#### Dataset

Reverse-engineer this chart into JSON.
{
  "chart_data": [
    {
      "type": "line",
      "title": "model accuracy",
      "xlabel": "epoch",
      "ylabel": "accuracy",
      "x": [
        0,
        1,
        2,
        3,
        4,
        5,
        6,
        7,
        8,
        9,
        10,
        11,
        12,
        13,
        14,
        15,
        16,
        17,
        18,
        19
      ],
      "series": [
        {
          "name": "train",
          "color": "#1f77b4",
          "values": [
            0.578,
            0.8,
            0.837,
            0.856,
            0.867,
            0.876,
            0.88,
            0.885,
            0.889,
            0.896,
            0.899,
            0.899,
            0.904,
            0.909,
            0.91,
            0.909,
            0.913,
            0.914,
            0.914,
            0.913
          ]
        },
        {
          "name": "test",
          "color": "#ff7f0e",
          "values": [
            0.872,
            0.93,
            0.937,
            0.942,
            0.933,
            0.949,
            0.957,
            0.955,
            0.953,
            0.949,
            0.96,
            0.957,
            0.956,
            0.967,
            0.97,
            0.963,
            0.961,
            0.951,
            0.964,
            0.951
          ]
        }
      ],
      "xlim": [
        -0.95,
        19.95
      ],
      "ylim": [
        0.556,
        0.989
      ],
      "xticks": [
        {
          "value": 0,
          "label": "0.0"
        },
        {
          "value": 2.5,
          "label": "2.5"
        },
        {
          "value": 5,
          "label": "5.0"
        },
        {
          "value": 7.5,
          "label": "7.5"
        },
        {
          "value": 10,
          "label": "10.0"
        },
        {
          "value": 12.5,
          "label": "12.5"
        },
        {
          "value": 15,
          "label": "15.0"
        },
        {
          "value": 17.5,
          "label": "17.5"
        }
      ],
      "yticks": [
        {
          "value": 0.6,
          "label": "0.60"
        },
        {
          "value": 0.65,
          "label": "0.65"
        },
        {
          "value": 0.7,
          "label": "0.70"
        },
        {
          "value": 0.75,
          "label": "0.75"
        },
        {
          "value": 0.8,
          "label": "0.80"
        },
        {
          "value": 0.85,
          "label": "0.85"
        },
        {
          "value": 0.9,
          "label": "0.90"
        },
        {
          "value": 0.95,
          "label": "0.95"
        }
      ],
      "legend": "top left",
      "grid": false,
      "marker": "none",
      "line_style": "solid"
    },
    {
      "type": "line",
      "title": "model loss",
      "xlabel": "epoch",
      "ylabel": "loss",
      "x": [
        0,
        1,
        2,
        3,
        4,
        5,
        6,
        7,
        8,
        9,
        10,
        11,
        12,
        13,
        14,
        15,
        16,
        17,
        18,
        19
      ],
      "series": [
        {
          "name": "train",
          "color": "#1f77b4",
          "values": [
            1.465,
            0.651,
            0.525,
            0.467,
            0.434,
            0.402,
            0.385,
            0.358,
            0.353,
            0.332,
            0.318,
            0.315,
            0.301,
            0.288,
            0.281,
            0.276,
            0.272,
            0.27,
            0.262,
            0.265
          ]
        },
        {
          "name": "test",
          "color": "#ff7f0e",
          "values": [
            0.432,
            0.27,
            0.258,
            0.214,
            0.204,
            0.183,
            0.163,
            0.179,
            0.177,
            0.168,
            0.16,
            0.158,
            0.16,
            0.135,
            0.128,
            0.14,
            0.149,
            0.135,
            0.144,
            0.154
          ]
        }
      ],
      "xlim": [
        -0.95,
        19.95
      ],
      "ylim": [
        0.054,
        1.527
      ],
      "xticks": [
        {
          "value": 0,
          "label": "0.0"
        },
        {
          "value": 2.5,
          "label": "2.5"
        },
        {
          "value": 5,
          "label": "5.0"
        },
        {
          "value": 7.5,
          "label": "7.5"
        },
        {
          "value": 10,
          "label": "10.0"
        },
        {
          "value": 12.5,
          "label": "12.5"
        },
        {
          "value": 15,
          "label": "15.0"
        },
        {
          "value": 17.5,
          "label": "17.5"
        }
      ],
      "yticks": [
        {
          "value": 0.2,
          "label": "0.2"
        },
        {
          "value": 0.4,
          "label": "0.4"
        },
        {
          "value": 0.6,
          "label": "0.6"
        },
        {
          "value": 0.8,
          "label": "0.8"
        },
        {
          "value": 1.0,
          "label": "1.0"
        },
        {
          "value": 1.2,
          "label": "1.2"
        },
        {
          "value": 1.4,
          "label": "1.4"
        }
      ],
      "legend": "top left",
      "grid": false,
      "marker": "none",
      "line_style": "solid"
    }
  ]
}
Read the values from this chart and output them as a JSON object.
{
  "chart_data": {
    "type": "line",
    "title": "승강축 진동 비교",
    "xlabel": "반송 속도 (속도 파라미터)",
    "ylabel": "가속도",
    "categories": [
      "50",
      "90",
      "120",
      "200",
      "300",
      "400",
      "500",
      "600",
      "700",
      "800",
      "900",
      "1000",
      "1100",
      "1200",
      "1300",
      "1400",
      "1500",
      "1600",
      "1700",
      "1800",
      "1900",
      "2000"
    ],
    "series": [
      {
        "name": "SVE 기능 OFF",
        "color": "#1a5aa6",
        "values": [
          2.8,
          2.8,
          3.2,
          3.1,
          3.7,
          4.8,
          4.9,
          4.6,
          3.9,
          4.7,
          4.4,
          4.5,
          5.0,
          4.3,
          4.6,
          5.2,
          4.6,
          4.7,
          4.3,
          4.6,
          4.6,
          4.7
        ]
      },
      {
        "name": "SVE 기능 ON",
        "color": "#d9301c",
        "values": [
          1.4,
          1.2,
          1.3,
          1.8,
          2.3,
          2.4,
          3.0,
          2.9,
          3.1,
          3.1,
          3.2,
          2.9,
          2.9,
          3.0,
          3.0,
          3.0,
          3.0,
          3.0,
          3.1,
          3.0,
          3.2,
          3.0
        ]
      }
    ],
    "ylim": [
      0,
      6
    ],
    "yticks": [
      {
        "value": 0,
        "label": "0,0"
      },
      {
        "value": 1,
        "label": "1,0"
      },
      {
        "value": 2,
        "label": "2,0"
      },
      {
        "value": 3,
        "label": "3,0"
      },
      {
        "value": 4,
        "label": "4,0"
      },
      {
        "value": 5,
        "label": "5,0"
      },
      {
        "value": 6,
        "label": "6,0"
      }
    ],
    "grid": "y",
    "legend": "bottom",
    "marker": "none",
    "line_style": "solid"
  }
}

########

Reproduce all of the records exactly.

- Exercise response:
Reverse-engineer this chart into JSON.
{
  "chart_data": [
    {
      "type": "line",
      "title": "model accuracy",
      "xlabel": "epoch",
      "ylabel": "accuracy",
      "x": [
        0,
        1,
        2,
        3,
        4,
        5,
        6,
        7,
        8,
        9,
        10,
        11,
        12,
        13,
        14,
        15,
        16,
        17,
        18,
        19
      ],
      "series": [
        {
          "name": "train",
          "color": "#1f77b4",
          "values": [
            0.578,
            0.8,
            0.837,
            0.856,
            0.867,
            0.876,
            0.88,
            0.885,
            0.889,
            0.896,
            0.899,
            0.899,
            0.904,
            0.909,
            0.91,
            0.909,
            0.913,
            0.914,
            0.914,
            0.913
          ]
        },
        {
          "name": "test",
          "color": "#ff7f0e",
          "values": [
            0.872,
            0.93,
            0.937,
            0.942,
            0.933,
            0.949,
            0.957,
            0.955,
            0.953,
            0.949,
            0.96,
            0.957,
            0.956,
            0.967,
            0.97,
            0.963,
            0.961,
            0.951,
            0.964,
            0.951
          ]
        }
      ],
      "xlim": [
        -0.95,
        19.95
      ],
      "ylim": [
        0.556,
        0.989
      ],
      "xticks": [
        {
          "value": 0,
          "label": "0.0"
        },
        {
          "value": 2.5,
          "label": "2.5"
        },
        {
          "value": 5,
          "label": "5.0"
        },
        {
          "value": 7.5,
          "label": "7.5"
        },
        {
          "value": 10,
          "label": "10.0"
        },
        {
          "value": 12.5,
          "label": "12.5"
        },
        {
          "value": 15,
          "label": "15.0"
        },
        {
          "value": 17.5,
          "label": "17.5"
        }
      ],
      "yticks": [
        {
          "value": 0.6,
          "label": "0.60"
        },
        {
          "value": 0.65,
          "label": "0.65"
        },
        {
          "value": 0.7,
          "label": "0.70"
        },
        {
          "value": 0.75,
          "label": "0.75"
        },
        {
          "value": 0.8,
          "label": "0.80"
        },
        {
          "value": 0.85,
          "label": "0.85"
        },
        {
          "value": 0.9,
          "label": "0.90"
        },
        {
          "value": 0.95,
          "label": "0.95"
        }
      ],
      "legend": "top left",
      "grid": false,
      "marker": "none",
      "line_style": "solid"
    },
    {
      "type": "line",
      "title": "model loss",
      "xlabel": "epoch",
      "ylabel": "loss",
      "x": [
        0,
        1,
        2,
        3,
        4,
        5,
        6,
        7,
        8,
        9,
        10,
        11,
        12,
        13,
        14,
        15,
        16,
        17,
        18,
        19
      ],
      "series": [
        {
          "name": "train",
          "color": "#1f77b4",
          "values": [
            1.465,
            0.651,
            0.525,
            0.467,
            0.434,
            0.402,
            0.385,
            0.358,
            0.353,
            0.332,
            0.318,
            0.315,
            0.301,
            0.288,
            0.281,
            0.276,
            0.272,
            0.27,
            0.262,
            0.265
          ]
        },
        {
          "name": "test",
          "color": "#ff7f0e",
          "values": [
            0.432,
            0.27,
            0.258,
            0.214,
            0.204,
            0.183,
            0.163,
            0.179,
            0.177,
            0.168,
            0.16,
            0.158,
            0.16,
            0.135,
            0.128,
            0.14,
            0.149,
            0.135,
            0.144,
            0.154
          ]
        }
      ],
      "xlim": [
        -0.95,
        19.95
      ],
      "ylim": [
        0.054,
        1.527
      ],
      "xticks": [
        {
          "value": 0,
          "label": "0.0"
        },
        {
          "value": 2.5,
          "label": "2.5"
        },
        {
          "value": 5,
          "label": "5.0"
        },
        {
          "value": 7.5,
          "label": "7.5"
        },
        {
          "value": 10,
          "label": "10.0"
        },
        {
          "value": 12.5,
          "label": "12.5"
        },
        {
          "value": 15,
          "label": "15.0"
        },
        {
          "value": 17.5,
          "label": "17.5"
        }
      ],
      "yticks": [
        {
          "value": 0.2,
          "label": "0.2"
        },
        {
          "value": 0.4,
          "label": "0.4"
        },
        {
          "value": 0.6,
          "label": "0.6"
        },
        {
          "value": 0.8,
          "label": "0.8"
        },
        {
          "value": 1.0,
          "label": "1.0"
        },
        {
          "value": 1.2,
          "label": "1.2"
        },
        {
          "value": 1.4,
          "label": "1.4"
        }
      ],
      "legend": "top left",
      "grid": false,
      "marker": "none",
      "line_style": "solid"
    }
  ]
}
Read the values from this chart and output them as a JSON object.
{
  "chart_data": {
    "type": "line",
    "title": "승강축 진동 비교",
    "xlabel": "반송 속도 (속도 파라미터)",
    "ylabel": "가속도",
    "categories": [
      "50",
      "90",
      "120",
      "200",
      "300",
      "400",
      "500",
      "600",
      "700",
      "800",
      "900",
      "1000",
      "1100",
      "1200",
      "1300",
      "1400",
      "1500",
      "1600",
      "1700",
      "1800",
      "1900",
      "2000"
    ],
    "series": [
      {
        "name": "SVE 기능 OFF",
        "color": "#1a5aa6",
        "values": [
          2.8,
          2.8,
          3.2,
          3.1,
          3.7,
          4.8,
          4.9,
          4.6,
          3.9,
          4.7,
          4.4,
          4.5,
          5.0,
          4.3,
          4.6,
          5.2,
          4.6,
          4.7,
          4.3,
          4.6,
          4.6,
          4.7
        ]
      },
      {
        "name": "SVE 기능 ON",
        "color": "#d9301c",
        "values": [
          1.4,
          1.2,
          1.3,
          1.8,
          2.3,
          2.4,
          3.0,
          2.9,
          3.1,
          3.1,
          3.2,
          2.9,
          2.9,
          3.0,
          3.0,
          3.0,
          3.0,
          3.0,
          3.1,
          3.0,
          3.2,
          3.0
        ]
      }
    ],
    "ylim": [
      0,
      6
    ],
    "yticks": [
      {
        "value": 0,
        "label": "0,0"
      },
      {
        "value": 1,
        "label": "1,0"
      },
      {
        "value": 2,
        "label": "2,0"
      },
      {
        "value": 3,
        "label": "3,0"
      },
      {
        "value": 4,
        "label": "4,0"
      },
      {
        "value": 5,
        "label": "5,0"
      },
      {
        "value": 6,
        "label": "6,0"
      }
    ],
    "grid": "y",
    "legend": "bottom",
    "marker": "none",
    "line_style": "solid"
  }
}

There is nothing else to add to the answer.